• **Extracted text**
I AM SO CONFUSED. Why on earth is the water temp not dropping from the outgoing to the incoming? The heat should be dissipating and coming back in with at least a 10 degree drop. Why is the motor at 115 degrees? I feel like the system is generating heat itself. I cannot for the life of me figure out what is happening. Maybe this loop is too small to allow heat to escape?

Please do not roast me. This is a fun project. Any help is appreciated.

I want to get the floor to 80 degrees.

neilc

poor heat transfer to the floor, carpets? rugs?

is that a multi speed circ, set it to low(?),

DCContrarian

Everything in the system has to balance. The heat released by the floor is determined by the difference between its surface temperature and the air in the room. That has to equal the heat delivered by the fluid, which is equal to the temperature delta in degrees F times the flow in GPM time 500.

If the temperature drop is not as big as you'd like, with the same heat output you need to reduce the flow. However, this will tend to reduce the temperature of the floor, which will reduce its heat output.

The question is going to be whether the water heater has a minimum output that is low enough to match what the floor actually puts out. If not, it may be easier to replace the tankless water heater with a small tanked water heater.

DCContrarian

With the floor at 80F and the room at 72F the floor is going to produce 16 BTU/sf/hr. At 12x12 that's 144 square feet or 10,368 BTU/hr. That's just a hair over 3000 Watts. A point-of-use tank that takes 240V could easily produce that.

ag27

@neilc Multispeed circ. It is set to low. There is carpet on top of the floor. Maybe it's insulating it too much.

hot_rod

4 glass wall in a 12X12' room? Did you do a heatload calculation for the room?

ag27

@DCContrarian Are you suggesting use a small tank instead of the tankless? I do have a 30amp line running so that is easy todo.

ag27

@hot_rod I did. It suggested a 3 -4 Kw unit. However that is not the issue I do not think. The water going into the floor is about 110 and coming out is like 108. So it's not "radiating" as I thought it would.

Hot_water_fan

https://electromn.com/electric-mini-boiler/

Electro makes very small boilers. They can handle high incoming temps.

Which circulator is that? Looks like you have a tiny delta T between the two thermometers. Is that not what you expected? If the flow is quick enough, it’ll be small. Live and learn!

Kaos

3kW unit is about 10kBTU. to get a decent delta, you need at most about 1GPM through it.

That pump you have there with a simple 1/2" loop is good enough for probably 3-5GPM.

Throttle the pump with a ball valve, you are way over pumping the setup.

Jamie Hall

Do you know what the heat loss of that room is? A quick back of the envelope calculation suggests to me that last night it may have been around 8,000 BTUh, unless those are very good windows. Hmmmm…

Now let's look at another number… you have about 5 gpm with that pump. You have a maximum heat loss through the floor of 10,000 BTUh. That should produce a delta T of around 3 degrees. You may not actually be far off that.

• **Direction A**
In the forum thread, what does Kaos say to use to throttle the pump?

[Rows from a layout dataset]
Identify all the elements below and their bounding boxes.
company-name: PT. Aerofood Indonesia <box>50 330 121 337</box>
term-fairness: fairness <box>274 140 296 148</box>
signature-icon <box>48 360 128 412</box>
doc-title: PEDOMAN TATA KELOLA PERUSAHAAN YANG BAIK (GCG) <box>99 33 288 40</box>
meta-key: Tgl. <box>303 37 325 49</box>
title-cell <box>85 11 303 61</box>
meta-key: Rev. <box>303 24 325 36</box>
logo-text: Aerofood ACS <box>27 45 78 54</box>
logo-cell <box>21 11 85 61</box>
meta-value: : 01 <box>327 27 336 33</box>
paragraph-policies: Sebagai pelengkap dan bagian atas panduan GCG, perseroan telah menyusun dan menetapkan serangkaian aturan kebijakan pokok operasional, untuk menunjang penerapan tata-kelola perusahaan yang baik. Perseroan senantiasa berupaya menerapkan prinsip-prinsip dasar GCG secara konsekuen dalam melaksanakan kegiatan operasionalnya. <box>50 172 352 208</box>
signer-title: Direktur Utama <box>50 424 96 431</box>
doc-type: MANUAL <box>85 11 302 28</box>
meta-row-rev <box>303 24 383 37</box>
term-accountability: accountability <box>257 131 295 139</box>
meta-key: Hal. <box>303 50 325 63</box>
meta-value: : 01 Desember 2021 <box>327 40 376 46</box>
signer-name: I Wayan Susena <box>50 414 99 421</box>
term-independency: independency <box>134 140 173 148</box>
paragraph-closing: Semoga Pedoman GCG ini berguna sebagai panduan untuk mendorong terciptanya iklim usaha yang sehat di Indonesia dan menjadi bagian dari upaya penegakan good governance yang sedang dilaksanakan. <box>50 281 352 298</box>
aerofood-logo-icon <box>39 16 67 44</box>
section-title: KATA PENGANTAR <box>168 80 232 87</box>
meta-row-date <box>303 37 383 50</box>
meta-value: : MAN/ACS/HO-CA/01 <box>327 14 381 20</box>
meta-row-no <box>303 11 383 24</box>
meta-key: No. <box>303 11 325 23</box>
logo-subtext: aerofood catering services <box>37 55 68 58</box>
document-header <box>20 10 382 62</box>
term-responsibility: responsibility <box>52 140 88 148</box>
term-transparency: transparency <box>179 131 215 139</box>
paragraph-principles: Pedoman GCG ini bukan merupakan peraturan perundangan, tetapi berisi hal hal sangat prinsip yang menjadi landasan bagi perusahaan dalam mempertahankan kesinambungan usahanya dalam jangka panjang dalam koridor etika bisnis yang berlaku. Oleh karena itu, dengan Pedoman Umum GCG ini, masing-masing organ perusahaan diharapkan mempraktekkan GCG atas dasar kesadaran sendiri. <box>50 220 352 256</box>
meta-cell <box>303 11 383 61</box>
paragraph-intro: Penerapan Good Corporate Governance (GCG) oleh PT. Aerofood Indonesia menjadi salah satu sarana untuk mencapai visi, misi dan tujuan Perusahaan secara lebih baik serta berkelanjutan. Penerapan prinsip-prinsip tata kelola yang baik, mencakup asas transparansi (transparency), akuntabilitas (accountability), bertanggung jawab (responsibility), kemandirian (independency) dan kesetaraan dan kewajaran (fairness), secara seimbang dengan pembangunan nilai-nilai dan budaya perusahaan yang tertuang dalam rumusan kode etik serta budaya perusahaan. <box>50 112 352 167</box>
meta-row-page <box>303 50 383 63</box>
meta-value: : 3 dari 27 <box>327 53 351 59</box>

• **Direction B**
Print the rows from the very first one down through the row containing "document-header <box>20 10 382 62</box>", with both ends included.

• **Exercise response A**
A ball valve.

• **Exercise response B**
Identify all the elements below and their bounding boxes.
company-name: PT. Aerofood Indonesia <box>50 330 121 337</box>
term-fairness: fairness <box>274 140 296 148</box>
signature-icon <box>48 360 128 412</box>
doc-title: PEDOMAN TATA KELOLA PERUSAHAAN YANG BAIK (GCG) <box>99 33 288 40</box>
meta-key: Tgl. <box>303 37 325 49</box>
title-cell <box>85 11 303 61</box>
meta-key: Rev. <box>303 24 325 36</box>
logo-text: Aerofood ACS <box>27 45 78 54</box>
logo-cell <box>21 11 85 61</box>
meta-value: : 01 <box>327 27 336 33</box>
paragraph-policies: Sebagai pelengkap dan bagian atas panduan GCG, perseroan telah menyusun dan menetapkan serangkaian aturan kebijakan pokok operasional, untuk menunjang penerapan tata-kelola perusahaan yang baik. Perseroan senantiasa berupaya menerapkan prinsip-prinsip dasar GCG secara konsekuen dalam melaksanakan kegiatan operasionalnya. <box>50 172 352 208</box>
signer-title: Direktur Utama <box>50 424 96 431</box>
doc-type: MANUAL <box>85 11 302 28</box>
meta-row-rev <box>303 24 383 37</box>
term-accountability: accountability <box>257 131 295 139</box>
meta-key: Hal. <box>303 50 325 63</box>
meta-value: : 01 Desember 2021 <box>327 40 376 46</box>
signer-name: I Wayan Susena <box>50 414 99 421</box>
term-independency: independency <box>134 140 173 148</box>
paragraph-closing: Semoga Pedoman GCG ini berguna sebagai panduan untuk mendorong terciptanya iklim usaha yang sehat di Indonesia dan menjadi bagian dari upaya penegakan good governance yang sedang dilaksanakan. <box>50 281 352 298</box>
aerofood-logo-icon <box>39 16 67 44</box>
section-title: KATA PENGANTAR <box>168 80 232 87</box>
meta-row-date <box>303 37 383 50</box>
meta-value: : MAN/ACS/HO-CA/01 <box>327 14 381 20</box>
meta-row-no <box>303 11 383 24</box>
meta-key: No. <box>303 11 325 23</box>
logo-subtext: aerofood catering services <box>37 55 68 58</box>
document-header <box>20 10 382 62</box>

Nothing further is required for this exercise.